Records shown:
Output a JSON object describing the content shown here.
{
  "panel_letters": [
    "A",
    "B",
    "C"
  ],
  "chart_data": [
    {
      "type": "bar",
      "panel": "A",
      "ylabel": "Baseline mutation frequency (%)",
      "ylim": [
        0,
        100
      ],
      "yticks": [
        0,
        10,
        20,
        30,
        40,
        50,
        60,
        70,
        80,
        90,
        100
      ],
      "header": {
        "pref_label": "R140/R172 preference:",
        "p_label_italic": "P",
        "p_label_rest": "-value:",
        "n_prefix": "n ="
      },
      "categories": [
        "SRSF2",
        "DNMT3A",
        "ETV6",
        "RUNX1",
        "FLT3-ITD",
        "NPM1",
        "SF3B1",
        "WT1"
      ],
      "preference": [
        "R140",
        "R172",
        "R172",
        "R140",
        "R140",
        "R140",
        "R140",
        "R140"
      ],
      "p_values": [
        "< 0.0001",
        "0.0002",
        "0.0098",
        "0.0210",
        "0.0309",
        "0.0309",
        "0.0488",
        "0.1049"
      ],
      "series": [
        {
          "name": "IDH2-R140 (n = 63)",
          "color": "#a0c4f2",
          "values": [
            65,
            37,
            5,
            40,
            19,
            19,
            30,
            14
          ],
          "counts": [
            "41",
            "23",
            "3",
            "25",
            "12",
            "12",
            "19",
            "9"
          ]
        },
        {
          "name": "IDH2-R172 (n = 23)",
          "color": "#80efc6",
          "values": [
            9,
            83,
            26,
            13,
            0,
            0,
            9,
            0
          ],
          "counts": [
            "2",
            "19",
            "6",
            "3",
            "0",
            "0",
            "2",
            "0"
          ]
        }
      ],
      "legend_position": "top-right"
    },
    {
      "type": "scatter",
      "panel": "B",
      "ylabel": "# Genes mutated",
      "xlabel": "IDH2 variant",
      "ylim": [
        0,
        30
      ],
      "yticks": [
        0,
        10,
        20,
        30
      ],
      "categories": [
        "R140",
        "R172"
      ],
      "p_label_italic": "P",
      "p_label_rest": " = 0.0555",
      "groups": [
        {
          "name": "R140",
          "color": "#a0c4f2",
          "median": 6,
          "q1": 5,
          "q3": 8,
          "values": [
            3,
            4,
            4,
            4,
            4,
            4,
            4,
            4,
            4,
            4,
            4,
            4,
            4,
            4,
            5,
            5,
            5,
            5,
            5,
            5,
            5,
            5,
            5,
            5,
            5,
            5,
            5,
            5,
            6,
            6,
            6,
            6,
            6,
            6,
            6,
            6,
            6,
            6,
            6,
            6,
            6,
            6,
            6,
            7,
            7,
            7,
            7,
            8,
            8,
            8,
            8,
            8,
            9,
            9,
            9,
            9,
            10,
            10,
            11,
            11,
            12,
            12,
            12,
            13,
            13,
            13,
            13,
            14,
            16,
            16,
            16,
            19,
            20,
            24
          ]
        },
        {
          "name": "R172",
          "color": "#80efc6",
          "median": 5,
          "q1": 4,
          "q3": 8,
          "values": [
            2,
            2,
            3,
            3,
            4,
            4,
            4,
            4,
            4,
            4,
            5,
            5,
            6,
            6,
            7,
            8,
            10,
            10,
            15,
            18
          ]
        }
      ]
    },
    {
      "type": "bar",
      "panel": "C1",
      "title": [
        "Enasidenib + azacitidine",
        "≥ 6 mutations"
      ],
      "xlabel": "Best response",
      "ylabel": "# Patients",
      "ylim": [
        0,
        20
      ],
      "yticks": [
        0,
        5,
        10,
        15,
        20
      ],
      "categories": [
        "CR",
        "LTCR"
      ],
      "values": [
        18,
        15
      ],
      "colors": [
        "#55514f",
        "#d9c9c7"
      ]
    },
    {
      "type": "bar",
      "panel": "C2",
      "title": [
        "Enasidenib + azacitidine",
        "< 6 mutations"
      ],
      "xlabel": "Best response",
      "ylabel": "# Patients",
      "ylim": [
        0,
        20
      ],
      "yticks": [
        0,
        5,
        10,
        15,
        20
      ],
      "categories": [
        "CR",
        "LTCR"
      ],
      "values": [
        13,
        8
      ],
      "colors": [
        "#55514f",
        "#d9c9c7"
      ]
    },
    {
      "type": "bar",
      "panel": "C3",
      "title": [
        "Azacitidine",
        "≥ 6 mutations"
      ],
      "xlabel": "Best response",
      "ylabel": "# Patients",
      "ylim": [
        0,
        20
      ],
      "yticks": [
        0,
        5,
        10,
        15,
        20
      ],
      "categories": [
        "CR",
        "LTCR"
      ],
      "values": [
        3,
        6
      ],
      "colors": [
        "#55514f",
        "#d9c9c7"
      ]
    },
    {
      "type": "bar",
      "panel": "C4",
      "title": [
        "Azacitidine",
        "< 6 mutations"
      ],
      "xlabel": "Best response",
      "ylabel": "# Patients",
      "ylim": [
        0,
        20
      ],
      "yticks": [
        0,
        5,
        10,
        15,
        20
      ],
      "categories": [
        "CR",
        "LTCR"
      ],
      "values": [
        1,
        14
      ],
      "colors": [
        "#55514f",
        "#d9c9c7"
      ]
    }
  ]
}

Work order: I'd like the records returned exactly as they were written, please.

Exercise response:
Output a JSON object describing the content shown here.
{
  "panel_letters": [
    "A",
    "B",
    "C"
  ],
  "chart_data": [
    {
      "type": "bar",
      "panel": "A",
      "ylabel": "Baseline mutation frequency (%)",
      "ylim": [
        0,
        100
      ],
      "yticks": [
        0,
        10,
        20,
        30,
        40,
        50,
        60,
        70,
        80,
        90,
        100
      ],
      "header": {
        "pref_label": "R140/R172 preference:",
        "p_label_italic": "P",
        "p_label_rest": "-value:",
        "n_prefix": "n ="
      },
      "categories": [
        "SRSF2",
        "DNMT3A",
        "ETV6",
        "RUNX1",
        "FLT3-ITD",
        "NPM1",
        "SF3B1",
        "WT1"
      ],
      "preference": [
        "R140",
        "R172",
        "R172",
        "R140",
        "R140",
        "R140",
        "R140",
        "R140"
      ],
      "p_values": [
        "< 0.0001",
        "0.0002",
        "0.0098",
        "0.0210",
        "0.0309",
        "0.0309",
        "0.0488",
        "0.1049"
      ],
      "series": [
        {
          "name": "IDH2-R140 (n = 63)",
          "color": "#a0c4f2",
          "values": [
            65,
            37,
            5,
            40,
            19,
            19,
            30,
            14
          ],
          "counts": [
            "41",
            "23",
            "3",
            "25",
            "12",
            "12",
            "19",
            "9"
          ]
        },
        {
          "name": "IDH2-R172 (n = 23)",
          "color": "#80efc6",
          "values": [
            9,
            83,
            26,
            13,
            0,
            0,
            9,
            0
          ],
          "counts": [
            "2",
            "19",
            "6",
            "3",
            "0",
            "0",
            "2",
            "0"
          ]
        }
      ],
      "legend_position": "top-right"
    },
    {
      "type": "scatter",
      "panel": "B",
      "ylabel": "# Genes mutated",
      "xlabel": "IDH2 variant",
      "ylim": [
        0,
        30
      ],
      "yticks": [
        0,
        10,
        20,
        30
      ],
      "categories": [
        "R140",
        "R172"
      ],
      "p_label_italic": "P",
      "p_label_rest": " = 0.0555",
      "groups": [
        {
          "name": "R140",
          "color": "#a0c4f2",
          "median": 6,
          "q1": 5,
          "q3": 8,
          "values": [
            3,
            4,
            4,
            4,
            4,
            4,
            4,
            4,
            4,
            4,
            4,
            4,
            4,
            4,
            5,
            5,
            5,
            5,
            5,
            5,
            5,
            5,
            5,
            5,
            5,
            5,
            5,
            5,
            6,
            6,
            6,
            6,
            6,
            6,
            6,
            6,
            6,
            6,
            6,
            6,
            6,
            6,
            6,
            7,
            7,
            7,
            7,
            8,
            8,
            8,
            8,
            8,
            9,
            9,
            9,
            9,
            10,
            10,
            11,
            11,
            12,
            12,
            12,
            13,
            13,
            13,
            13,
            14,
            16,
            16,
            16,
            19,
            20,
            24
          ]
        },
        {
          "name": "R172",
          "color": "#80efc6",
          "median": 5,
          "q1": 4,
          "q3": 8,
          "values": [
            2,
            2,
            3,
            3,
            4,
            4,
            4,
            4,
            4,
            4,
            5,
            5,
            6,
            6,
            7,
            8,
            10,
            10,
            15,
            18
          ]
        }
      ]
    },
    {
      "type": "bar",
      "panel": "C1",
      "title": [
        "Enasidenib + azacitidine",
        "≥ 6 mutations"
      ],
      "xlabel": "Best response",
      "ylabel": "# Patients",
      "ylim": [
        0,
        20
      ],
      "yticks": [
        0,
        5,
        10,
        15,
        20
      ],
      "categories": [
        "CR",
        "LTCR"
      ],
      "values": [
        18,
        15
      ],
      "colors": [
        "#55514f",
        "#d9c9c7"
      ]
    },
    {
      "type": "bar",
      "panel": "C2",
      "title": [
        "Enasidenib + azacitidine",
        "< 6 mutations"
      ],
      "xlabel": "Best response",
      "ylabel": "# Patients",
      "ylim": [
        0,
        20
      ],
      "yticks": [
        0,
        5,
        10,
        15,
        20
      ],
      "categories": [
        "CR",
        "LTCR"
      ],
      "values": [
        13,
        8
      ],
      "colors": [
        "#55514f",
        "#d9c9c7"
      ]
    },
    {
      "type": "bar",
      "panel": "C3",
      "title": [
        "Azacitidine",
        "≥ 6 mutations"
      ],
      "xlabel": "Best response",
      "ylabel": "# Patients",
      "ylim": [
        0,
        20
      ],
      "yticks": [
        0,
        5,
        10,
        15,
        20
      ],
      "categories": [
        "CR",
        "LTCR"
      ],
      "values": [
        3,
        6
      ],
      "colors": [
        "#55514f",
        "#d9c9c7"
      ]
    },
    {
      "type": "bar",
      "panel": "C4",
      "title": [
        "Azacitidine",
        "< 6 mutations"
      ],
      "xlabel": "Best response",
      "ylabel": "# Patients",
      "ylim": [
        0,
        20
      ],
      "yticks": [
        0,
        5,
        10,
        15,
        20
      ],
      "categories": [
        "CR",
        "LTCR"
      ],
      "values": [
        1,
        14
      ],
      "colors": [
        "#55514f",
        "#d9c9c7"
      ]
    }
  ]
}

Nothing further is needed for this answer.